*** Data for the task

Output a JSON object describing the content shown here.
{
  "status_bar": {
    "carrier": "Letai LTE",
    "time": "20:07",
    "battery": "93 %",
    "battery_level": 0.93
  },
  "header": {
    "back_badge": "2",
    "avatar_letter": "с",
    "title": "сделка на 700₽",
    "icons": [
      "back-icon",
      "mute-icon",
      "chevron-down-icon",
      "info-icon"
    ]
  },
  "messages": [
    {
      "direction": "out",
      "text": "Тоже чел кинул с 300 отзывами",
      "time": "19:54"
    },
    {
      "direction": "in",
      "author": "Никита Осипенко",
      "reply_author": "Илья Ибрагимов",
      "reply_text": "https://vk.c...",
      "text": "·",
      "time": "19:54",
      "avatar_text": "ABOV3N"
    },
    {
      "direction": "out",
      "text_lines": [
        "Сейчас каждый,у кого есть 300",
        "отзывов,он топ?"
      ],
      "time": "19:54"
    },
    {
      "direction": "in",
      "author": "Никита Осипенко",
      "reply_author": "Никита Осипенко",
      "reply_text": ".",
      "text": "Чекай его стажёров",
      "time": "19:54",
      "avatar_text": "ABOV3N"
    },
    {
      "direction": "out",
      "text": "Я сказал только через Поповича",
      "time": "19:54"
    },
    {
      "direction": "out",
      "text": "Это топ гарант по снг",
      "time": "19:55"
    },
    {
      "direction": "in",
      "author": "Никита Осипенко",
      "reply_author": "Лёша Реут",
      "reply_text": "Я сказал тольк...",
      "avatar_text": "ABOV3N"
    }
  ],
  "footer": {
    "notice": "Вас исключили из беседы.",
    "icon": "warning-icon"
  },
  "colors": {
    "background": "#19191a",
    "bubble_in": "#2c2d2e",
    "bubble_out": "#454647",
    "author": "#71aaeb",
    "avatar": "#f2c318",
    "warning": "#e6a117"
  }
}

******

▶ [What to do]
Output each entry precisely as given.

▶ [Answer below]
Output a JSON object describing the content shown here.
{
  "status_bar": {
    "carrier": "Letai LTE",
    "time": "20:07",
    "battery": "93 %",
    "battery_level": 0.93
  },
  "header": {
    "back_badge": "2",
    "avatar_letter": "с",
    "title": "сделка на 700₽",
    "icons": [
      "back-icon",
      "mute-icon",
      "chevron-down-icon",
      "info-icon"
    ]
  },
  "messages": [
    {
      "direction": "out",
      "text": "Тоже чел кинул с 300 отзывами",
      "time": "19:54"
    },
    {
      "direction": "in",
      "author": "Никита Осипенко",
      "reply_author": "Илья Ибрагимов",
      "reply_text": "https://vk.c...",
      "text": "·",
      "time": "19:54",
      "avatar_text": "ABOV3N"
    },
    {
      "direction": "out",
      "text_lines": [
        "Сейчас каждый,у кого есть 300",
        "отзывов,он топ?"
      ],
      "time": "19:54"
    },
    {
      "direction": "in",
      "author": "Никита Осипенко",
      "reply_author": "Никита Осипенко",
      "reply_text": ".",
      "text": "Чекай его стажёров",
      "time": "19:54",
      "avatar_text": "ABOV3N"
    },
    {
      "direction": "out",
      "text": "Я сказал только через Поповича",
      "time": "19:54"
    },
    {
      "direction": "out",
      "text": "Это топ гарант по снг",
      "time": "19:55"
    },
    {
      "direction": "in",
      "author": "Никита Осипенко",
      "reply_author": "Лёша Реут",
      "reply_text": "Я сказал тольк...",
      "avatar_text": "ABOV3N"
    }
  ],
  "footer": {
    "notice": "Вас исключили из беседы.",
    "icon": "warning-icon"
  },
  "colors": {
    "background": "#19191a",
    "bubble_in": "#2c2d2e",
    "bubble_out": "#454647",
    "author": "#71aaeb",
    "avatar": "#f2c318",
    "warning": "#e6a117"
  }
}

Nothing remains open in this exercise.